# Start of Data shown
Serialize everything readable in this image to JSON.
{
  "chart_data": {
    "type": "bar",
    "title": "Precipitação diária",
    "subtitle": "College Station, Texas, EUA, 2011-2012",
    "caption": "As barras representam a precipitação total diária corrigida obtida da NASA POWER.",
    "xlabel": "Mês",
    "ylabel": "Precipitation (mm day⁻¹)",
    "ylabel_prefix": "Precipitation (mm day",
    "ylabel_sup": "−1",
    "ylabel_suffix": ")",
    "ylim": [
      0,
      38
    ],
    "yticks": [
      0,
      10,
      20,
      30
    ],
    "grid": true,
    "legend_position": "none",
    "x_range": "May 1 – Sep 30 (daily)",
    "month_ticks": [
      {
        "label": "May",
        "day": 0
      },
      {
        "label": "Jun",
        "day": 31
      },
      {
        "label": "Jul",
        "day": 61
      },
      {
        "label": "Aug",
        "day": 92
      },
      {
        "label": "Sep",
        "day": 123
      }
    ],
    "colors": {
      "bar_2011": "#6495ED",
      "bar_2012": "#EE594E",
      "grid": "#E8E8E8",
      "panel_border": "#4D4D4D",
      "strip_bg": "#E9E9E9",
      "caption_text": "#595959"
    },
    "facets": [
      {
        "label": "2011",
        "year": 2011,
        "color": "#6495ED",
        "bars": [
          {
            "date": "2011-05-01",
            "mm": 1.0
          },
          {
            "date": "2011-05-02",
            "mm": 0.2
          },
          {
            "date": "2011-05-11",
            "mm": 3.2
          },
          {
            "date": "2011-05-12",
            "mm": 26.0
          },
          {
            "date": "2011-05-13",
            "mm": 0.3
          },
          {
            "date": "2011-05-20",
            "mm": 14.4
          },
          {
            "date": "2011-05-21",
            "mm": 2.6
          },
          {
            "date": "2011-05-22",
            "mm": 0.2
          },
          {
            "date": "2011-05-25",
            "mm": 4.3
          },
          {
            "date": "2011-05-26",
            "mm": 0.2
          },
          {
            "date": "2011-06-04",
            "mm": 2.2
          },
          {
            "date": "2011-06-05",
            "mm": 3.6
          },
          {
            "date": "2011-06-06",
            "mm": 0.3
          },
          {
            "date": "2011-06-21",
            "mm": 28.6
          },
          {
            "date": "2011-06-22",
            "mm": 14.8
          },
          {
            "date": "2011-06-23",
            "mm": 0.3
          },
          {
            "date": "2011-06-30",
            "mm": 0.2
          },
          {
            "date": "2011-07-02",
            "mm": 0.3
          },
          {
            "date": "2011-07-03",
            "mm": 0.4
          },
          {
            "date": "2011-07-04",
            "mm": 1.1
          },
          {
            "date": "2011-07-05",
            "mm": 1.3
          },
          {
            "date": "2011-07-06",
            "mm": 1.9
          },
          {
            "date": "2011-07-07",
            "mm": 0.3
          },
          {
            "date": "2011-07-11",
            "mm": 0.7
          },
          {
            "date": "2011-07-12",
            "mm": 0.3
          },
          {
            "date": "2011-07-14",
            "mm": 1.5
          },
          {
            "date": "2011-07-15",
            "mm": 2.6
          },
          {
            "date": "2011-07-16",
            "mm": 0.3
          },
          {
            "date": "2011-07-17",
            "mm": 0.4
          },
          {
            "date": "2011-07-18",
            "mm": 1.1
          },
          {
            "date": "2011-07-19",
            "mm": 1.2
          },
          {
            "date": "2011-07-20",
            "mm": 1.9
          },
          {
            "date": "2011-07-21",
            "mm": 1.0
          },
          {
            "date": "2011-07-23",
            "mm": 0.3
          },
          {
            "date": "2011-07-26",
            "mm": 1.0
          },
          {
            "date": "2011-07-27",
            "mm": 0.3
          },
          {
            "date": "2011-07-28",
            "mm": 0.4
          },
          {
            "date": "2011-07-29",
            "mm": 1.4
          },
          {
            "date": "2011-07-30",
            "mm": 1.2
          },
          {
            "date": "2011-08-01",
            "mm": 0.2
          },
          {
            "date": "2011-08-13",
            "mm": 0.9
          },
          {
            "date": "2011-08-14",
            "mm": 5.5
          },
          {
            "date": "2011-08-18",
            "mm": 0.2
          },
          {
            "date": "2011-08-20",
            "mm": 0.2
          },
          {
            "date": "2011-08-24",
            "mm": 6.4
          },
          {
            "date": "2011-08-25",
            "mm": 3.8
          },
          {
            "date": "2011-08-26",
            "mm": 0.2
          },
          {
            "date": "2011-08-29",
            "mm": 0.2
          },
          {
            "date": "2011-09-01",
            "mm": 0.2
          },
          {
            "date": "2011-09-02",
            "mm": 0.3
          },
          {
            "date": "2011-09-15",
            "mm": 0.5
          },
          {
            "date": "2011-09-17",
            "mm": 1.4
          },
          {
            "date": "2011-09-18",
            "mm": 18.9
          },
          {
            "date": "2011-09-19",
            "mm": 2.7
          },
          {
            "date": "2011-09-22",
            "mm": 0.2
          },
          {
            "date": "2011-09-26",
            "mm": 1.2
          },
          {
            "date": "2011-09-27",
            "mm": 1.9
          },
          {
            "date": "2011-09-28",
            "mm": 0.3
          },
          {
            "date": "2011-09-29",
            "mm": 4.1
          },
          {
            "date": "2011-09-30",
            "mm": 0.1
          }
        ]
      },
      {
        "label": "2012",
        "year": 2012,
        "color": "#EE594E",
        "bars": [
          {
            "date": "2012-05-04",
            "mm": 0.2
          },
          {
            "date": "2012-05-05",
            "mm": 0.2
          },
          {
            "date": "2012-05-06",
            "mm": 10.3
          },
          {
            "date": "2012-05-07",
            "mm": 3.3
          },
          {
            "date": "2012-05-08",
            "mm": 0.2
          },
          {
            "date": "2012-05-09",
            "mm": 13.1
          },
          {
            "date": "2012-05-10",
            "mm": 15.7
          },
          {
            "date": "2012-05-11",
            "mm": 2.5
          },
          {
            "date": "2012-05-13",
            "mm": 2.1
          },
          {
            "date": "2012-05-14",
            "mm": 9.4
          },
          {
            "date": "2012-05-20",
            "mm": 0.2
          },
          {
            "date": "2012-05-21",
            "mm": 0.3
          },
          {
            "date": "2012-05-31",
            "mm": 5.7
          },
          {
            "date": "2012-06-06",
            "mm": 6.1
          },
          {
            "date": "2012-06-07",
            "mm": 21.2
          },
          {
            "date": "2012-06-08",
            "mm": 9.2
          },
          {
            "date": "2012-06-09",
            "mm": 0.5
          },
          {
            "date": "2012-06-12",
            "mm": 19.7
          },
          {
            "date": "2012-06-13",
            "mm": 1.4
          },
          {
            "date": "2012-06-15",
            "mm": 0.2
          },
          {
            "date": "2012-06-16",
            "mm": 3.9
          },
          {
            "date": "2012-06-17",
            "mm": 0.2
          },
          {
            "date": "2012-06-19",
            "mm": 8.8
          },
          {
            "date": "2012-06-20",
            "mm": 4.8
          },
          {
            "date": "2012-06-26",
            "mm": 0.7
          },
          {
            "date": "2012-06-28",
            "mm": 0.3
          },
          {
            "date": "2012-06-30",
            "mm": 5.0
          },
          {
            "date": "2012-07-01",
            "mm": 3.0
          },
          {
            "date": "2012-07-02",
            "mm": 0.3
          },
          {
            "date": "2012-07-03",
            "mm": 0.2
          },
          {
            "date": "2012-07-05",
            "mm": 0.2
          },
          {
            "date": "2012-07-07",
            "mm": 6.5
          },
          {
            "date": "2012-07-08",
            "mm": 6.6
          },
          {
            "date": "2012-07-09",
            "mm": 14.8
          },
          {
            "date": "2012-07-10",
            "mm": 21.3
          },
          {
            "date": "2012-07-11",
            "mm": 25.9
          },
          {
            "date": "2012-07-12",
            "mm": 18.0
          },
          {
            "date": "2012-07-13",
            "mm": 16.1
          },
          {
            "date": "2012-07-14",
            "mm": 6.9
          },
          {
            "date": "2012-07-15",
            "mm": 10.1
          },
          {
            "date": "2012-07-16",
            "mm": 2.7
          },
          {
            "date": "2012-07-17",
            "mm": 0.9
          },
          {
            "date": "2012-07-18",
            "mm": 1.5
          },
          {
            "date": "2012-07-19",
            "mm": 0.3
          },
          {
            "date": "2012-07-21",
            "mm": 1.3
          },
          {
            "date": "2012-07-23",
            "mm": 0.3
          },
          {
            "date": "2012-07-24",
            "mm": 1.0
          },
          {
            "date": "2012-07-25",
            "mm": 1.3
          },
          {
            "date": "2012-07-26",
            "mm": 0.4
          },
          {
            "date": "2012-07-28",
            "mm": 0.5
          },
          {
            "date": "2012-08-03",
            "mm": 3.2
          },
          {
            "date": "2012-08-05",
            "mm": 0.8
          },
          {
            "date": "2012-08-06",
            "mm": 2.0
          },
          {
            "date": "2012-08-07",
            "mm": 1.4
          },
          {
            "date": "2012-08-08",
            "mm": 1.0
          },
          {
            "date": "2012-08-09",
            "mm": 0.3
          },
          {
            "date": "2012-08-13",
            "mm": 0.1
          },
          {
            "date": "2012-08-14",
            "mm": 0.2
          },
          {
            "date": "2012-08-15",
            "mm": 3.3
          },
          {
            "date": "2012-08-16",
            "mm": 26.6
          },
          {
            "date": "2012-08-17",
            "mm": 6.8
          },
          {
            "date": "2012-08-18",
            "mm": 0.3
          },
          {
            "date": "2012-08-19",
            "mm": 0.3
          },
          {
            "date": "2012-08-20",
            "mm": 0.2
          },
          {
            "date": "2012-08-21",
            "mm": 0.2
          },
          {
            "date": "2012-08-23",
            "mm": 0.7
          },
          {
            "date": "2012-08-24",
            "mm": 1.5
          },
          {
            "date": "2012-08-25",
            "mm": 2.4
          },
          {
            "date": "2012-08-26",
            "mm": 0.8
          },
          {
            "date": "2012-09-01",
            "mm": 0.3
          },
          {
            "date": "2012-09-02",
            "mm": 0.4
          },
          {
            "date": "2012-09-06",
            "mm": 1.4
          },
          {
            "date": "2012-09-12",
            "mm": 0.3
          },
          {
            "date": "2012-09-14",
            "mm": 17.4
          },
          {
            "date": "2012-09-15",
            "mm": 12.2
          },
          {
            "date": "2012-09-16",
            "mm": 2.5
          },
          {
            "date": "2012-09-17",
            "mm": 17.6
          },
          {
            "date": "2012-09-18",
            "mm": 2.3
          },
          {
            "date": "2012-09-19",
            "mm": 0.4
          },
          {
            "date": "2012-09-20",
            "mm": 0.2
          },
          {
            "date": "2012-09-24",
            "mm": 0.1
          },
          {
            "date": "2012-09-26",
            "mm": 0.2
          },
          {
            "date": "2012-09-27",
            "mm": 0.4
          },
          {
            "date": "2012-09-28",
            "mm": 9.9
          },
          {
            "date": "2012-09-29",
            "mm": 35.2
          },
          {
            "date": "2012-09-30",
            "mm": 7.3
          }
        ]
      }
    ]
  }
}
# End of Data shown
- _Given task_
Examine the records and report how many lines contain the string "Precipitation". Only the number should be given.

- _Task output_
2